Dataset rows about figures
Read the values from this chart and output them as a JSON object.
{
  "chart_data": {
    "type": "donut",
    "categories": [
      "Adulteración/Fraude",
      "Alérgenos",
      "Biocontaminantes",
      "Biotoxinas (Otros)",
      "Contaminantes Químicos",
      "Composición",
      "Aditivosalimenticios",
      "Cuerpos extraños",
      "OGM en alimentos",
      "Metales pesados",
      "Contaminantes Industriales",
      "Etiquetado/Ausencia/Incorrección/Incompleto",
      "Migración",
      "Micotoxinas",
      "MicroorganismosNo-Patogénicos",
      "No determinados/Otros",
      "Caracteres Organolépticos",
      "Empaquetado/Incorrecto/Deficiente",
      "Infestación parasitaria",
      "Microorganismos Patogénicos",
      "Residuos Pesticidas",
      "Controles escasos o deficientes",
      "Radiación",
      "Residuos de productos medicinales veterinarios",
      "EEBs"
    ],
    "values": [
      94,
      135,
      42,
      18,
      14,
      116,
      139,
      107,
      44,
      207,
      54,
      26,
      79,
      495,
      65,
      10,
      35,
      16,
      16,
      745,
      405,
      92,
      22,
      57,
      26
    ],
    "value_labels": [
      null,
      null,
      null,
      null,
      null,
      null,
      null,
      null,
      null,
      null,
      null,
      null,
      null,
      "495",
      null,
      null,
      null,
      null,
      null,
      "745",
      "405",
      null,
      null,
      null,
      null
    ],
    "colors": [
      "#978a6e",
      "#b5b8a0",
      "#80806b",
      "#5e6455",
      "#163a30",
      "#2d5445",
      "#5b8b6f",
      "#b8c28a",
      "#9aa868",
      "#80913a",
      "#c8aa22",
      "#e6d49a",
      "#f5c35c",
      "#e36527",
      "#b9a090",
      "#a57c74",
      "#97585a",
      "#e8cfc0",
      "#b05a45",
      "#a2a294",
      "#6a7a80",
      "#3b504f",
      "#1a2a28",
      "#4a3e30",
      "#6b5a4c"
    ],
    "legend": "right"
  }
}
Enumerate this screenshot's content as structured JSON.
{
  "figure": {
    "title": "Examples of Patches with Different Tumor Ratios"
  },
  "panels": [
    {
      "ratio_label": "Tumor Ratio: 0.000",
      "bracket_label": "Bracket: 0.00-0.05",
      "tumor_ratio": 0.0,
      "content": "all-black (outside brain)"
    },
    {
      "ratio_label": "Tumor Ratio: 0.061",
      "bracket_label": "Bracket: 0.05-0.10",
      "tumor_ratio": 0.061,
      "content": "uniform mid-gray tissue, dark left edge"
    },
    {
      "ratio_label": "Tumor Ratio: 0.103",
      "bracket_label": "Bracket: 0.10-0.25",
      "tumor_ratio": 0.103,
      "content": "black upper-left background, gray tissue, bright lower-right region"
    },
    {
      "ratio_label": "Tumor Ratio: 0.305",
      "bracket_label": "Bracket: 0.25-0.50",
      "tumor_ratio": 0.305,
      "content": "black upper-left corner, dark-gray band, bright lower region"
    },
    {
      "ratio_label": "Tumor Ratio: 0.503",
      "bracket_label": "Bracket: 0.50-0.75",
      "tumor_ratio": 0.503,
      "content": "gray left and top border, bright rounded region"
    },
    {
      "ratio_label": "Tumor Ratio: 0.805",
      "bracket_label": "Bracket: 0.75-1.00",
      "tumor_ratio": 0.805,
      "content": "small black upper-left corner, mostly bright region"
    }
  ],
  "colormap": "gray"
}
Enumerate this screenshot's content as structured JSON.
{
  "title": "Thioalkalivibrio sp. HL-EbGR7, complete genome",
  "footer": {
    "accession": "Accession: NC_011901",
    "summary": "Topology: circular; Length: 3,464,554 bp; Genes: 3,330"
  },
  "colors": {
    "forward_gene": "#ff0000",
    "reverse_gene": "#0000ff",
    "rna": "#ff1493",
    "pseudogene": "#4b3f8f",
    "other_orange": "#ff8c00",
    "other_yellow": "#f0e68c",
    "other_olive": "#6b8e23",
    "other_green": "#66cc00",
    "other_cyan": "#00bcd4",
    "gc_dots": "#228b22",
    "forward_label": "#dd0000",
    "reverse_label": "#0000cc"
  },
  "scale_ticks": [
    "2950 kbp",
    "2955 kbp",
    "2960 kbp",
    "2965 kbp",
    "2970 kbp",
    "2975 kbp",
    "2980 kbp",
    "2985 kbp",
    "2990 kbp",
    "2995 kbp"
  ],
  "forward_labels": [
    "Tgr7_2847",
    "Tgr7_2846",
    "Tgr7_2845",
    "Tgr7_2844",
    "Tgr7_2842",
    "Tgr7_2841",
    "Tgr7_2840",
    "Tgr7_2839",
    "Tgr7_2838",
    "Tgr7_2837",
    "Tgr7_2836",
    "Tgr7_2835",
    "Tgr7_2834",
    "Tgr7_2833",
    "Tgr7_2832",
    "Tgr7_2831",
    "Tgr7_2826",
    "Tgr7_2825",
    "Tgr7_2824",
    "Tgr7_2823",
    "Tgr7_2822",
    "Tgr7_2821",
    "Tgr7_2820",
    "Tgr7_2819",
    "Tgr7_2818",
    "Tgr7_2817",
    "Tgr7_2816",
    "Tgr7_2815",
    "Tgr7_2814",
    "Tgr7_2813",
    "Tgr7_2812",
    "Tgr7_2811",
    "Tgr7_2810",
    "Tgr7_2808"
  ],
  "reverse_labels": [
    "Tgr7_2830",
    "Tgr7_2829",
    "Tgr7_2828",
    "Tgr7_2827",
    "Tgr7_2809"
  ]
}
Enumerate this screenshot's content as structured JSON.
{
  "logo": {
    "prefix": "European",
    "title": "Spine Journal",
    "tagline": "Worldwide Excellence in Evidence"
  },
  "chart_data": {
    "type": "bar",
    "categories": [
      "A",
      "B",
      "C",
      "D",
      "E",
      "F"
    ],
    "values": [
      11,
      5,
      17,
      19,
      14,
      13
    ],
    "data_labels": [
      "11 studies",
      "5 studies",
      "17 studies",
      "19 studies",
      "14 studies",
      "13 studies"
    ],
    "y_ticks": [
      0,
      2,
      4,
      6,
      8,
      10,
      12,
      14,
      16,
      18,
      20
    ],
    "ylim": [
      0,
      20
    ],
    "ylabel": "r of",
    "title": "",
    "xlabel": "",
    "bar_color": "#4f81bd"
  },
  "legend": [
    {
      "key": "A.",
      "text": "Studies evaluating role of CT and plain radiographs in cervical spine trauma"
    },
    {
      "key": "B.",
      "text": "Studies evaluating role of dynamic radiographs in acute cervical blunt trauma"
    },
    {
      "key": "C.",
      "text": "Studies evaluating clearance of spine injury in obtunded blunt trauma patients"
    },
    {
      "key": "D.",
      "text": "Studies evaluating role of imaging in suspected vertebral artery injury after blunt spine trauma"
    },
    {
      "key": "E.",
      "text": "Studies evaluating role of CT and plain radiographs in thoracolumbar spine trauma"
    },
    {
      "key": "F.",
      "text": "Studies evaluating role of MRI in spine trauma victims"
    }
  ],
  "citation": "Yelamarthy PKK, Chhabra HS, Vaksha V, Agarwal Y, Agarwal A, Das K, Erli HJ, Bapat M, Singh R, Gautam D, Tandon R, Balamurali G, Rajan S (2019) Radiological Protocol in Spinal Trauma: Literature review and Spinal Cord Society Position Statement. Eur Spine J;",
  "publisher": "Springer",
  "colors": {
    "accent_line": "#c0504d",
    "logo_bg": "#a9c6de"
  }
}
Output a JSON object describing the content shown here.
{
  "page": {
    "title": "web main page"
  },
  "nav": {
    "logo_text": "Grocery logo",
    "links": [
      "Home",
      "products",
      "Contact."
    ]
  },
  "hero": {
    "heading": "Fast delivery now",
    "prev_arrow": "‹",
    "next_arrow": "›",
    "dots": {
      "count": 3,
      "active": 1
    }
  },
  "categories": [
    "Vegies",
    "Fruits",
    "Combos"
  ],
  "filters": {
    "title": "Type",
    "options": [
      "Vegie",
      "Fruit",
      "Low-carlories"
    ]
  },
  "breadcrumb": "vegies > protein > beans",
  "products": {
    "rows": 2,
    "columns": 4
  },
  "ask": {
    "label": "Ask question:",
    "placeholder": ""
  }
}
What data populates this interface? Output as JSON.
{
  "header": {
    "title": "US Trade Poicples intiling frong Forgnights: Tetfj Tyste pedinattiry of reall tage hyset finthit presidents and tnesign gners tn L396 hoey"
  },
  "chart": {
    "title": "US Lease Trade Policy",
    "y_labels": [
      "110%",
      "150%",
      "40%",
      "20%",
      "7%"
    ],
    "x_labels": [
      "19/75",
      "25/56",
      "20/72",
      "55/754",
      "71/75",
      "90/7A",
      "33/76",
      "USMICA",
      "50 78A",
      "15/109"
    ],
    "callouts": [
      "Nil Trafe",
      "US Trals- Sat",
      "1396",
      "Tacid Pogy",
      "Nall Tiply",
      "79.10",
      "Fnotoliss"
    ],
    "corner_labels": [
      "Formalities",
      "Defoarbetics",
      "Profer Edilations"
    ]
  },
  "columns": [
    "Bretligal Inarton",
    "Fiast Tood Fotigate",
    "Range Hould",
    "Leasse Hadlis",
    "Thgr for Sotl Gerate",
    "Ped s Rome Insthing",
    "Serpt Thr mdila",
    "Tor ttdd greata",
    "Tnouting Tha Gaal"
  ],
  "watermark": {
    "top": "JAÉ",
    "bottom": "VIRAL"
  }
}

● **ABOUT THIS TASK**:
Each line holding the word "cervical" must be pulled from the records.

● **ANSWER**:
      "text": "Studies evaluating role of CT and plain radiographs in cervical spine trauma"
      "text": "Studies evaluating role of dynamic radiographs in acute cervical blunt trauma"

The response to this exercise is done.